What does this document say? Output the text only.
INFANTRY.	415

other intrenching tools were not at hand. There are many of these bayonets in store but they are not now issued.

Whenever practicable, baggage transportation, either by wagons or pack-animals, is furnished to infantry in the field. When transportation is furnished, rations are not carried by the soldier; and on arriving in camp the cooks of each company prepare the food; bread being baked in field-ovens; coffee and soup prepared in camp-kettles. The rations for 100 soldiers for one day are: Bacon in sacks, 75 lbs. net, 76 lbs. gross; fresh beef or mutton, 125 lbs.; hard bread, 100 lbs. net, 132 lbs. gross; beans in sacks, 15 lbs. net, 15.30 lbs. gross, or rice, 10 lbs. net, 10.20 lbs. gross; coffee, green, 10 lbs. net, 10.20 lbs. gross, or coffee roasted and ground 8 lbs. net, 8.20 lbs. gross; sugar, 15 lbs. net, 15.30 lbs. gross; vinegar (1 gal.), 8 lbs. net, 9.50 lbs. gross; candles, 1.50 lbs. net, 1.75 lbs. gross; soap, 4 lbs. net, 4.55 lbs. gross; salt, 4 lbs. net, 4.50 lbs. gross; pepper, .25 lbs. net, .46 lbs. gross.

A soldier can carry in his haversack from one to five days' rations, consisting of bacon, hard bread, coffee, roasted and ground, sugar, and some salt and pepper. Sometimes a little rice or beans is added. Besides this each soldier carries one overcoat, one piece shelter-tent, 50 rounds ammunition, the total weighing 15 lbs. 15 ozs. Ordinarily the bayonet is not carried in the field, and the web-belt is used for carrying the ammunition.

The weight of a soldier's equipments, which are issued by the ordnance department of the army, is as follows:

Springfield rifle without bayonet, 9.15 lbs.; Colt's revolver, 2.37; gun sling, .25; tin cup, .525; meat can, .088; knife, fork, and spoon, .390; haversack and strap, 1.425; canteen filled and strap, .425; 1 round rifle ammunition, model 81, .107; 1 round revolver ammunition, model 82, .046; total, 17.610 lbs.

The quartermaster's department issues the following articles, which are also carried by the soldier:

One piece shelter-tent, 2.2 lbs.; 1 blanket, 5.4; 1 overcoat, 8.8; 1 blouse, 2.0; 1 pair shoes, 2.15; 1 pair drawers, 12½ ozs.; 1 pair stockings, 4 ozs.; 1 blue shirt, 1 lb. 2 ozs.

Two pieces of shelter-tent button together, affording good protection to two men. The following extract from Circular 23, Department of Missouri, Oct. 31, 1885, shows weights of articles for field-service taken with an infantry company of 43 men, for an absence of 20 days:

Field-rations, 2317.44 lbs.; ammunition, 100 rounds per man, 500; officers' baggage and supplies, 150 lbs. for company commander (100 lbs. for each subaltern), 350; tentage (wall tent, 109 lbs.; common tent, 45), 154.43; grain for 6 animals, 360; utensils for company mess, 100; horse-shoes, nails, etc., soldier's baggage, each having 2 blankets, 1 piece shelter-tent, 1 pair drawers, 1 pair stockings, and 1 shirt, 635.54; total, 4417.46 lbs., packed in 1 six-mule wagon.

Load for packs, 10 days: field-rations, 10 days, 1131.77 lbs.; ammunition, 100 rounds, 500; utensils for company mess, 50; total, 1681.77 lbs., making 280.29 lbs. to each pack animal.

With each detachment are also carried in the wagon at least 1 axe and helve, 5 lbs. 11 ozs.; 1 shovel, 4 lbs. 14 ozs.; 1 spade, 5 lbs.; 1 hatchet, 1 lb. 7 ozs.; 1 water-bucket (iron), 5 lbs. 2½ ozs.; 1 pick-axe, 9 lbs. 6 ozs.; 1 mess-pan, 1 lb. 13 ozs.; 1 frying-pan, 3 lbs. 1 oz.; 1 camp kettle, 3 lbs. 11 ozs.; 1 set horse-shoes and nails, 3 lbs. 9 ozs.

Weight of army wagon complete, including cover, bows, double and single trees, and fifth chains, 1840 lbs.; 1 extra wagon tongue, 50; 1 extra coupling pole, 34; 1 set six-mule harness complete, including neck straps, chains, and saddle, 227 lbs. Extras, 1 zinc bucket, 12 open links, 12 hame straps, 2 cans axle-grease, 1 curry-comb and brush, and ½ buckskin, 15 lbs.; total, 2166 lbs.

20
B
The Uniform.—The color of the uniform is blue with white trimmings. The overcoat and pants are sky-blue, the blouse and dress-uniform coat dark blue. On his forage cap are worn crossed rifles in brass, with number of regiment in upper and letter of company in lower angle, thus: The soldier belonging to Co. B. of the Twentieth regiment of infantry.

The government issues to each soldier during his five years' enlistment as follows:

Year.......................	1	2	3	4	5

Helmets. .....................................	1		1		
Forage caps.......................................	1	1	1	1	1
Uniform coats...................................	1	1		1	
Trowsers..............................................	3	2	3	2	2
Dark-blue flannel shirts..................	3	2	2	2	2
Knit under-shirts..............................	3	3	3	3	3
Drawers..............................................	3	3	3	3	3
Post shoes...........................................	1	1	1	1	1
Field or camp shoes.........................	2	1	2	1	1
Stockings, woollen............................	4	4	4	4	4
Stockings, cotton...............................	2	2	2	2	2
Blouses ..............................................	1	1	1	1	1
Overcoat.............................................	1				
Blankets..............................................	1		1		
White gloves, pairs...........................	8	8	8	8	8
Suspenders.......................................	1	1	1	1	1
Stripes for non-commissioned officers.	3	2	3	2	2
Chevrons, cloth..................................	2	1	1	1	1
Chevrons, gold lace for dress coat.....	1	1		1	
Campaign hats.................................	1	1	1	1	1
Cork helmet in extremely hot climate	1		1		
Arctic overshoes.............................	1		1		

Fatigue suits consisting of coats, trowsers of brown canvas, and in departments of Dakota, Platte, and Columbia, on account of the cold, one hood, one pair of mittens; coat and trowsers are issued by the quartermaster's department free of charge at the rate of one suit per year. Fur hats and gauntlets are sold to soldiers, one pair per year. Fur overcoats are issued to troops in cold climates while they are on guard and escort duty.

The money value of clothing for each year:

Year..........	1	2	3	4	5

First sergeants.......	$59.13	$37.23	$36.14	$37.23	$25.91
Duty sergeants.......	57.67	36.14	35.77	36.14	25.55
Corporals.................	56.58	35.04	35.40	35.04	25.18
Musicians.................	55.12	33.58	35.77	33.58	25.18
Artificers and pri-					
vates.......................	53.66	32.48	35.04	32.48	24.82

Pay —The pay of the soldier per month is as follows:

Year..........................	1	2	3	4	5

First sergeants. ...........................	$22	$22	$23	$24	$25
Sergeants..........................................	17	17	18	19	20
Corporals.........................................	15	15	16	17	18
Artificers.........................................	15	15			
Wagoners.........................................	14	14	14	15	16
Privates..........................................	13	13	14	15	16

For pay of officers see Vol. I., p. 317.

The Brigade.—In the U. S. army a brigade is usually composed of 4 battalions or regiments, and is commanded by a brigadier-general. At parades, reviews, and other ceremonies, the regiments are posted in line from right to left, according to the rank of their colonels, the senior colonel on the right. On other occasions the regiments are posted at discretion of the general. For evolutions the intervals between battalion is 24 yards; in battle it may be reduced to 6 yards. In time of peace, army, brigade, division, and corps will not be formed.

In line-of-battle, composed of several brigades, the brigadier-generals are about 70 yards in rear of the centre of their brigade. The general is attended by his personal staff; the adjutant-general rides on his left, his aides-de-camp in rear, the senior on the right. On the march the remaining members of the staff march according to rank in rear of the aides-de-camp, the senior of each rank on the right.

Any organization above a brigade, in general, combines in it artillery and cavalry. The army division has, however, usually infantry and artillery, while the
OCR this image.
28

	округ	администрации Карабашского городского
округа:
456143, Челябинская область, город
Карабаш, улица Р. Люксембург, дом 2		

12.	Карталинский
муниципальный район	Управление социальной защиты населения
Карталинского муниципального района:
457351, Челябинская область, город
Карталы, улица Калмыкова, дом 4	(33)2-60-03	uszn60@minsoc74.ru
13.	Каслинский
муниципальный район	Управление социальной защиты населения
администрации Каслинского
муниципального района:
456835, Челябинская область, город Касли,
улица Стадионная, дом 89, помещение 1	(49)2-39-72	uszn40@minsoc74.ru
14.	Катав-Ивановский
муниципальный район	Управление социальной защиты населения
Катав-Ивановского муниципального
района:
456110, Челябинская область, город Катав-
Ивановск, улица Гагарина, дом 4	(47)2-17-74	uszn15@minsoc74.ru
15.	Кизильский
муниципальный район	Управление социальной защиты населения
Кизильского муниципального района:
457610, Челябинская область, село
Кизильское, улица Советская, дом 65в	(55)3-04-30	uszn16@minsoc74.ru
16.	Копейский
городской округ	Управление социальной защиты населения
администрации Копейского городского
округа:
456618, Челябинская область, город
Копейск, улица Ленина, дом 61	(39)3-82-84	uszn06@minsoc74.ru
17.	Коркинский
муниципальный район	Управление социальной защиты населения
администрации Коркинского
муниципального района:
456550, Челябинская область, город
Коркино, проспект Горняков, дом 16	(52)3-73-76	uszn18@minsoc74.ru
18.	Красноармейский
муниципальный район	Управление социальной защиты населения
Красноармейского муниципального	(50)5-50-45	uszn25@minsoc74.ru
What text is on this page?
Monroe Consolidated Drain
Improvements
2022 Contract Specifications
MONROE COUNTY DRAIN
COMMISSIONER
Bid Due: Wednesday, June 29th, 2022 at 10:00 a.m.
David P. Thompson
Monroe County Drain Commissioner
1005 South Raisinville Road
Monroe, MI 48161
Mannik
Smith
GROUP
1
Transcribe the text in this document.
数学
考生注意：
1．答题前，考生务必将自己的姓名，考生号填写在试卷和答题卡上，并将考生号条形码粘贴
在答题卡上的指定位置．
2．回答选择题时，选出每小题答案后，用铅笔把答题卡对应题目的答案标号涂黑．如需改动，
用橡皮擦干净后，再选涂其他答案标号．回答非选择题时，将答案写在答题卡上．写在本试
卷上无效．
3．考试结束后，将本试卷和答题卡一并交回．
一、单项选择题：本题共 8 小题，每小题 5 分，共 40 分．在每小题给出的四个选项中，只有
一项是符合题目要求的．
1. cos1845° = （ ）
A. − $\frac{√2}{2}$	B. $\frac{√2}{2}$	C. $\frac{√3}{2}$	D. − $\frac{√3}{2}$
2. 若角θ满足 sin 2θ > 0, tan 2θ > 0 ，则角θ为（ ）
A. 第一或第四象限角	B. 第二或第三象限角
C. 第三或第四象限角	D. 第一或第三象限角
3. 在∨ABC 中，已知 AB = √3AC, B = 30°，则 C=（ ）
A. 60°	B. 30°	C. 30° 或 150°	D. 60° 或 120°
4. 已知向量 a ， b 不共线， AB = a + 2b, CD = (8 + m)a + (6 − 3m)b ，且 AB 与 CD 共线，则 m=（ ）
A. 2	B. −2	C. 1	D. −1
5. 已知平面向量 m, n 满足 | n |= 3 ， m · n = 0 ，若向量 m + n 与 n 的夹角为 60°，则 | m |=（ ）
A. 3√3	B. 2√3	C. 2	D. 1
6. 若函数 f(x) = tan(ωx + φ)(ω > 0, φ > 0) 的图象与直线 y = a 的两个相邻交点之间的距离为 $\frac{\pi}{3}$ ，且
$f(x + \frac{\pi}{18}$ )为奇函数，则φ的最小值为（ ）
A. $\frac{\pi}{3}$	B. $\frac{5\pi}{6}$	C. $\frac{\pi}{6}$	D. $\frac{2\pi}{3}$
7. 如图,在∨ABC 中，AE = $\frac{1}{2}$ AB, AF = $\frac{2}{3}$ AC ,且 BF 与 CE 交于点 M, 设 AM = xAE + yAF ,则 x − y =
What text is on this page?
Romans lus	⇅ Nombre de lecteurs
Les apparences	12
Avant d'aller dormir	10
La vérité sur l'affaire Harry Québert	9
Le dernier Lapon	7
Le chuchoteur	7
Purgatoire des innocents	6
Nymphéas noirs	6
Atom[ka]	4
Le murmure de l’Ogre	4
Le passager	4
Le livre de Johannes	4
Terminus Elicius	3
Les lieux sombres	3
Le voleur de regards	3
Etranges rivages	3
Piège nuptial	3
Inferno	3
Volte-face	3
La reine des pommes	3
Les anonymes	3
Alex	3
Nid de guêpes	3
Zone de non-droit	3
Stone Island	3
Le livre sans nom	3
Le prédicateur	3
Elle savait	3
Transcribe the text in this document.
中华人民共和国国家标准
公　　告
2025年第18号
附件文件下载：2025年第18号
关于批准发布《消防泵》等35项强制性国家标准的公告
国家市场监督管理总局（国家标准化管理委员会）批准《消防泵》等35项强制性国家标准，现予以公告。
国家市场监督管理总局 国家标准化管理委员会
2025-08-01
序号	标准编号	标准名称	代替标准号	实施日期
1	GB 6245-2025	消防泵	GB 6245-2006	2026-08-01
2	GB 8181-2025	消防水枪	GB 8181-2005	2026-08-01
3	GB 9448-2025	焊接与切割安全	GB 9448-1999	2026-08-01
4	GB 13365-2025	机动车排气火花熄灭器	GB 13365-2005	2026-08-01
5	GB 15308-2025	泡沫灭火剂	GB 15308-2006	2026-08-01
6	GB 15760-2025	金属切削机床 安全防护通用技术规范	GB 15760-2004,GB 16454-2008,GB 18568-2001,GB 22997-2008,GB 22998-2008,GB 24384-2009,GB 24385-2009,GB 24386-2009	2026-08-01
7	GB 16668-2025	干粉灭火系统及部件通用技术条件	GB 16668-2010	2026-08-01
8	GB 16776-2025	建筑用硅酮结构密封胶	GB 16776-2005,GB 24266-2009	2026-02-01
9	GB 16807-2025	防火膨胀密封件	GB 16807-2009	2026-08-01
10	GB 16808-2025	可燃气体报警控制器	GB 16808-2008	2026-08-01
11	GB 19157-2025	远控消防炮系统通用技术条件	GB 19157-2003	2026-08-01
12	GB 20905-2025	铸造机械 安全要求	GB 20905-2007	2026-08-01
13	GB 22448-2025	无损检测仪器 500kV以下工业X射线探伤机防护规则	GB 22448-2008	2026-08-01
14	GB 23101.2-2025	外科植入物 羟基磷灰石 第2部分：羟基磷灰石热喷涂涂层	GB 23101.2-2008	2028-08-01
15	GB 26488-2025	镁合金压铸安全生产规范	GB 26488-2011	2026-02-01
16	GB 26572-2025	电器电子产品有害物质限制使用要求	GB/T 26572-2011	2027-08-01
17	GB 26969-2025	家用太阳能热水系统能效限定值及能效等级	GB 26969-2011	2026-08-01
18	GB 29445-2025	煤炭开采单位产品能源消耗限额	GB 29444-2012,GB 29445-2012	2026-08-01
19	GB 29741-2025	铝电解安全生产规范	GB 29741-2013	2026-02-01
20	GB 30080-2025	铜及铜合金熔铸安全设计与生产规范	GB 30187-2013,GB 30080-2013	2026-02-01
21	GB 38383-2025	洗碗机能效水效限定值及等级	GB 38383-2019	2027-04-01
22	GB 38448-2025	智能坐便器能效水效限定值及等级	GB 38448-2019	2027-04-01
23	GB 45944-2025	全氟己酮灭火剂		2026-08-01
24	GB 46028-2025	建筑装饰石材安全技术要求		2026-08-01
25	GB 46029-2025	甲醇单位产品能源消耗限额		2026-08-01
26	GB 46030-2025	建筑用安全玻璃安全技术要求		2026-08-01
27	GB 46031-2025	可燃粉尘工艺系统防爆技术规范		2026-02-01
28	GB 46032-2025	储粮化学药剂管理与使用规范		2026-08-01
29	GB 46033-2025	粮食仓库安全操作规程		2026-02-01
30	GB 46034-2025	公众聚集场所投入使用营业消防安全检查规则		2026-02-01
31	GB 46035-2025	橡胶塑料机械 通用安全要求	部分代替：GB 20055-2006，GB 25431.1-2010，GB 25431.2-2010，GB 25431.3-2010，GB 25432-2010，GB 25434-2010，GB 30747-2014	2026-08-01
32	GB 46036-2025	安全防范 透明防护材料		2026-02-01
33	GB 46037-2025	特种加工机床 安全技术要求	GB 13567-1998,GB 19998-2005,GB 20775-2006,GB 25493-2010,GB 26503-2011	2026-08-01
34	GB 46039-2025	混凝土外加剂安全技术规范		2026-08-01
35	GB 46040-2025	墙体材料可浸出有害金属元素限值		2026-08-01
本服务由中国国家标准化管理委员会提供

#####

WHAT YOU SHOULD DO:
Within the listing above, work out how many lines contain the string "officers", and reply with that number only.

RESULT:
3